Heinrich Bleichrodt / 19.02.2022

Sehr gut. Inhaltlich. „Linkes Backbord“ gibt es genausowenig wie „rechtes Steuerbord“. So als Fußnote.

Maria Czerny / 19.02.2022

Ich stehe gerne rechts! Schon der Semantik des Wortes wegen. Es ist doch schön, etwas Rechtes gelernt zu haben und immer etwas Rechtes zu tun oder ge-recht zu sein. Auch für das Recht einzutreten ist etwas Gutes. Und wer möchte nicht, dass Recht und Ordnung im Staate herrscht? Dagegen ist links schon etwas negativ konotiert. Wenn zum Beispiel jemand ge-linkt wird oder er sich linkisch gibt, ist das nicht so erwünscht. Auch ein linker Typ ist nicht das, was man sein möchte. Also, wenn es Ihnen auch so geht, seien Sie stolz und bleiben Sie immer auf der rechten (richtigen) Seite ;-))
┄┄┄┄┄┄┄┄┄┄┄┄┄┄┄┄┄┄┄┄
Schreib die Leserkommentare oben über links und rechts weiter, direkt nach ihrem letzten Satz.
┄┄┄┄┄┄┄┄┄┄┄┄┄┄┄┄┄┄┄┄
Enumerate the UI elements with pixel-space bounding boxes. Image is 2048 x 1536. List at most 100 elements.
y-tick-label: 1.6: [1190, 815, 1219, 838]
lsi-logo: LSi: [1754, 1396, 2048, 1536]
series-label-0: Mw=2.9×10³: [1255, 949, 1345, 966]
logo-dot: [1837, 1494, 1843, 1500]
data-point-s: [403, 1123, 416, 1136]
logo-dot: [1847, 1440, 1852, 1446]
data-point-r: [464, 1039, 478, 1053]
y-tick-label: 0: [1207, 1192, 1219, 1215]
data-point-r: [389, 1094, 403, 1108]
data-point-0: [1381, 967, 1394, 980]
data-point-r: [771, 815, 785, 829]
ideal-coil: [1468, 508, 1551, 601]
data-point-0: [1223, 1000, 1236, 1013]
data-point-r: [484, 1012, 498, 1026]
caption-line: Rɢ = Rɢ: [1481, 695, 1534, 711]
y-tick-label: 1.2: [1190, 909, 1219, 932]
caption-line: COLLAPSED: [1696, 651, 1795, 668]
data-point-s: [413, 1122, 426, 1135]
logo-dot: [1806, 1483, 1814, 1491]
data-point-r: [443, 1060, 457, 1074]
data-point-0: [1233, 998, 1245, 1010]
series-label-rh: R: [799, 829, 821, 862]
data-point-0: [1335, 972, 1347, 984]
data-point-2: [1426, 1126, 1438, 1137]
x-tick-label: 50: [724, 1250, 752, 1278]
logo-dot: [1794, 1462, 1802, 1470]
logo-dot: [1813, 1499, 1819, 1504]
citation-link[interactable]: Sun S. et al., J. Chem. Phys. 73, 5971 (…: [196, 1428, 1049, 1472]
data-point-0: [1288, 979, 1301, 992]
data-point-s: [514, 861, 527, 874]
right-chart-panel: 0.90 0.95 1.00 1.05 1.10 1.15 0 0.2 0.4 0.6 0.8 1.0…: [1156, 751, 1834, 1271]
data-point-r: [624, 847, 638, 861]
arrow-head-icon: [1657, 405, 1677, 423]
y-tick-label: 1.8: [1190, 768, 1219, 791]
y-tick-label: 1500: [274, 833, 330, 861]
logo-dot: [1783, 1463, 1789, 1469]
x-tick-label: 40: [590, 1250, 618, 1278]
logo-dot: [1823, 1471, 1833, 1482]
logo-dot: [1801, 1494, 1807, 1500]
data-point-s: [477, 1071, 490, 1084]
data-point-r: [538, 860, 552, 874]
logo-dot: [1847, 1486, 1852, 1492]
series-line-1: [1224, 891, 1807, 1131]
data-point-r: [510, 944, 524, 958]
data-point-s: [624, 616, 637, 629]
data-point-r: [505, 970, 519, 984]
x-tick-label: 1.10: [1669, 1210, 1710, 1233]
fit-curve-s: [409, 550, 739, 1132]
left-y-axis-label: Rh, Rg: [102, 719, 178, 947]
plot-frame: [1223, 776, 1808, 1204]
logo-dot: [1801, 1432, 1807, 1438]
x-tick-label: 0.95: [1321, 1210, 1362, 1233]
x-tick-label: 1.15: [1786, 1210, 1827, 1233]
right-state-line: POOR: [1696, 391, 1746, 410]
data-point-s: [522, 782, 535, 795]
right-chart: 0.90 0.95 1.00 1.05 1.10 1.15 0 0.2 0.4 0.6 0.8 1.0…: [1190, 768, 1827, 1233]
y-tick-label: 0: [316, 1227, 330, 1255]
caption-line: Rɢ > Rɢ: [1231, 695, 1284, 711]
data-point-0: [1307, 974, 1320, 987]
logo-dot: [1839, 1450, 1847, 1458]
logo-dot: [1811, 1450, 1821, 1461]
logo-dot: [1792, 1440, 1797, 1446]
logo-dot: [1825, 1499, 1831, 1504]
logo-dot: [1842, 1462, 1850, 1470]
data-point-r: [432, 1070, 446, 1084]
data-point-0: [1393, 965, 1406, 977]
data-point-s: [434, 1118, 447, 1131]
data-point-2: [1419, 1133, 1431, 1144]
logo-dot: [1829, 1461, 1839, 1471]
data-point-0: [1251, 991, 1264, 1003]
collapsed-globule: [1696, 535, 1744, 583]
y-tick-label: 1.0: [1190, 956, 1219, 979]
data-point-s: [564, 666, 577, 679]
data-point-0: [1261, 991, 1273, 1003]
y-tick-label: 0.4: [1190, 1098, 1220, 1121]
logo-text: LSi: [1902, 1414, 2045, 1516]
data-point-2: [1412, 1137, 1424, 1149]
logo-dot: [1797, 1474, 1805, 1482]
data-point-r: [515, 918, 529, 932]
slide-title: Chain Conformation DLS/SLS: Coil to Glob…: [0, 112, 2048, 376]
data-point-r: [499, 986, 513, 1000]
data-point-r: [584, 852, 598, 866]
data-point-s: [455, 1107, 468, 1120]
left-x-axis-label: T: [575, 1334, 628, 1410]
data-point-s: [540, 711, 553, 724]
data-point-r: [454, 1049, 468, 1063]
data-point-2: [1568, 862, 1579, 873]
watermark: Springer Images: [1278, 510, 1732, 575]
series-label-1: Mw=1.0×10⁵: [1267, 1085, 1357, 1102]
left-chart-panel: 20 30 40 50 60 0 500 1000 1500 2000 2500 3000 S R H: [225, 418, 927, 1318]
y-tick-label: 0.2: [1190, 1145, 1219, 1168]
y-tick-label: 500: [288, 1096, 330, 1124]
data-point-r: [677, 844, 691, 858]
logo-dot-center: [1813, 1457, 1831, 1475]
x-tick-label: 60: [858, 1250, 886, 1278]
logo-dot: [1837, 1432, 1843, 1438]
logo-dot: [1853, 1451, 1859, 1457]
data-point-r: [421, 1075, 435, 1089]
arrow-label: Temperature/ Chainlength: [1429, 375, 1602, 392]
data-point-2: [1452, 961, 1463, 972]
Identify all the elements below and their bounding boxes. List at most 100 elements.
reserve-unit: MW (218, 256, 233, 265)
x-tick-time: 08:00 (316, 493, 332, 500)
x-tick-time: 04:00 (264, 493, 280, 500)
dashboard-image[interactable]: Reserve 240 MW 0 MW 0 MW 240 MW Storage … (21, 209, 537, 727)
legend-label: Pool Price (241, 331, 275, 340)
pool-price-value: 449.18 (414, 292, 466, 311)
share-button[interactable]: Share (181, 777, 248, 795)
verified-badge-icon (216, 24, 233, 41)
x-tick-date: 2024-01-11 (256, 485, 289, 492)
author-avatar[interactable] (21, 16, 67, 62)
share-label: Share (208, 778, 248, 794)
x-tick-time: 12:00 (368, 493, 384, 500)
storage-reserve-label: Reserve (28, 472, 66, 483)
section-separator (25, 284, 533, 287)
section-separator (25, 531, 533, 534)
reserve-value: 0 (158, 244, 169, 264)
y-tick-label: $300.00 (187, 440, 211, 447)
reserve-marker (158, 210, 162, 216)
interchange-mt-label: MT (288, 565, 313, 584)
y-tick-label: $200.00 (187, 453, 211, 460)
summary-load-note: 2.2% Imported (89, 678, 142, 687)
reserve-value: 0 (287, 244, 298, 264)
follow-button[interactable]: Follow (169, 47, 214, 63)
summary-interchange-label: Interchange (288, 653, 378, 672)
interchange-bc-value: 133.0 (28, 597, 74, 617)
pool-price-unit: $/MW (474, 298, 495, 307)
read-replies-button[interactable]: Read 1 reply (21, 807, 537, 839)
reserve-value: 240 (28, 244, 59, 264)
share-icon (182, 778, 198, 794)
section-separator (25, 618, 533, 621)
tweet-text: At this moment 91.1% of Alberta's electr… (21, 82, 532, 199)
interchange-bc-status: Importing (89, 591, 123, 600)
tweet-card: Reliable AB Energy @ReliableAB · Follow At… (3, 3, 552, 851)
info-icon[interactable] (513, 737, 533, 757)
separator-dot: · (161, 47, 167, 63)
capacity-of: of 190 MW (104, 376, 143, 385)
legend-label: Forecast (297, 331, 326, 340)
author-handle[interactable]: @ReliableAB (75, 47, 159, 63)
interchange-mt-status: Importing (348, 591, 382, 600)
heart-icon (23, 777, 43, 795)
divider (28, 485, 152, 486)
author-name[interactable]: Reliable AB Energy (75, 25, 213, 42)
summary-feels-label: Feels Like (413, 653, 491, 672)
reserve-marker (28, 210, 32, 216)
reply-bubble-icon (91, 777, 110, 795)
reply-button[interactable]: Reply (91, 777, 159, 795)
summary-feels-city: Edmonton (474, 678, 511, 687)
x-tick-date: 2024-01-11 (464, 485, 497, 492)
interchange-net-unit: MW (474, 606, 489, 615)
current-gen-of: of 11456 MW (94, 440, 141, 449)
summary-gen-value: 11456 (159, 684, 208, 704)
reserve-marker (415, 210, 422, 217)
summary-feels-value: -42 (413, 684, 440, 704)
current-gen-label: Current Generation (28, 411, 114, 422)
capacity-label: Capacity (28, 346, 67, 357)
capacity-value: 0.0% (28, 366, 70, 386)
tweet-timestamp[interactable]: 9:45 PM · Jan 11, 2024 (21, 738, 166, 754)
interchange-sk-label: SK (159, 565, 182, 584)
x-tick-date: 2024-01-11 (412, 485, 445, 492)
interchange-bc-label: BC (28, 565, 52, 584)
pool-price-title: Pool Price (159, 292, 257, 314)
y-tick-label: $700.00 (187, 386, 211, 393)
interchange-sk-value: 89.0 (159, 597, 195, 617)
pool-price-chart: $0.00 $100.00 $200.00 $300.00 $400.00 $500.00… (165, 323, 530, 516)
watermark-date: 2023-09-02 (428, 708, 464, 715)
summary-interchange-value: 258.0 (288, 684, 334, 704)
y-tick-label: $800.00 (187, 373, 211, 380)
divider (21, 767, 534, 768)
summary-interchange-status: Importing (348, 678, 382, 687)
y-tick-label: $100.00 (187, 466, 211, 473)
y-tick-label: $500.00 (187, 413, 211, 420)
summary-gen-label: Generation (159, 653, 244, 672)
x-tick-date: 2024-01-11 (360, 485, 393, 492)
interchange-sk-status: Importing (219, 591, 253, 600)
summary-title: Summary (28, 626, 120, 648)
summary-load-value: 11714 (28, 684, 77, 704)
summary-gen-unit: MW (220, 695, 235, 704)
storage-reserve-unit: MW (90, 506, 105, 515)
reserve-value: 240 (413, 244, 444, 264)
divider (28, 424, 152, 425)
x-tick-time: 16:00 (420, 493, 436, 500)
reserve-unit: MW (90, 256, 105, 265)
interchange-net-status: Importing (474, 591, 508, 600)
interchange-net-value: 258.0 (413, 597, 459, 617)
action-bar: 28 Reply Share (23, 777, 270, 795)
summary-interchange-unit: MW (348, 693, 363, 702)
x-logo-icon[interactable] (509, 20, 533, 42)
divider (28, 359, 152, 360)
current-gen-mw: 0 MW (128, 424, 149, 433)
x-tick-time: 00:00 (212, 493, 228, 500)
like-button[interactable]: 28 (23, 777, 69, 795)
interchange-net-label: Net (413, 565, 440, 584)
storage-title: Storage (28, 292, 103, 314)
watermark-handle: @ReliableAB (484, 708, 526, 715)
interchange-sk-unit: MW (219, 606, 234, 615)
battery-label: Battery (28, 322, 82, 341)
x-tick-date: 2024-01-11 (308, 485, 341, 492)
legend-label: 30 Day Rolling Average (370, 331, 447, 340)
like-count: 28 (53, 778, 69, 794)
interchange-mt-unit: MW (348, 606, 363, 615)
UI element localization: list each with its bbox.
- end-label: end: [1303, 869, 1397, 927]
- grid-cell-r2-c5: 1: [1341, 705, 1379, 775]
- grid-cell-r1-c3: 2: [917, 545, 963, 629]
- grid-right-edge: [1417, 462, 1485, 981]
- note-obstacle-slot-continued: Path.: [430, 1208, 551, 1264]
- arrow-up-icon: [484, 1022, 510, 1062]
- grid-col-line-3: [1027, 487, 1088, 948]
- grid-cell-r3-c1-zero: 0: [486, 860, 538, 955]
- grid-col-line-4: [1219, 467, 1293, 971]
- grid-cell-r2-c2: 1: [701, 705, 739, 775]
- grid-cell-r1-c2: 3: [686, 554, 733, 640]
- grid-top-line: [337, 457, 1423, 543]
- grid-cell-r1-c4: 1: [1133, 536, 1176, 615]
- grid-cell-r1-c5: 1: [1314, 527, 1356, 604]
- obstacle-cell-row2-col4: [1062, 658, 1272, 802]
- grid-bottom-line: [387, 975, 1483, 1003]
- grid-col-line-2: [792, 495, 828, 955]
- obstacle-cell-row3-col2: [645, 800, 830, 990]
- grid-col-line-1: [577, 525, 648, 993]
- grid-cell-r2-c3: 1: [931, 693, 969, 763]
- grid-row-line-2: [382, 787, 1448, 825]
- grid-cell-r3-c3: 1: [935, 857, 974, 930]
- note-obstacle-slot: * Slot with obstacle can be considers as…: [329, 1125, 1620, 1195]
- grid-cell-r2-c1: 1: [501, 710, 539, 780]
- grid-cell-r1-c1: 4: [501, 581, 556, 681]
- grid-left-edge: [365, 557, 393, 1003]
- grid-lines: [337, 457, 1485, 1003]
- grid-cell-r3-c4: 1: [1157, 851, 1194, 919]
┄┄┄┄┄┄┄┄┄┄┄┄┄┄┄┄┄┄┄┄
▶ ANTWORT ZUR AUFGABE
Thomas Schmied / 19.02.2022

Hinzu kommt noch, dass Personen, die erklärtermaßen mit dem Schiff “nichts anfangen können” und sogar ihre Verachtung für das Schiff bereits geäußert haben, nun, oft ohne jegliche Qualifikation, zu Offizieren erklärt wurden, üppigst unser Geld kassieren und auf der Brücke den Ton angeben dürfen. Die Bedienungsanleitung dieses eigentlich gut konstruierten Schiffes, mit all ihren Grenzwerten und Sicherheitsvorschriften, wurde schon von der letzten Besatzung ignoriert oder ganz außer Kraft gesetzt. Der neue Sicherheitsbeauftragte hat sogar zugestimmt, das einige Rettungsringe über Bord geworfen wurden. Wer sich über dies alles laut Sorgen macht, weil er nun mal von diesem Schiff nicht so einfach abspringen kann, gilt als “Demokratieverächter” oder Schiffsfeind oder sonstwas.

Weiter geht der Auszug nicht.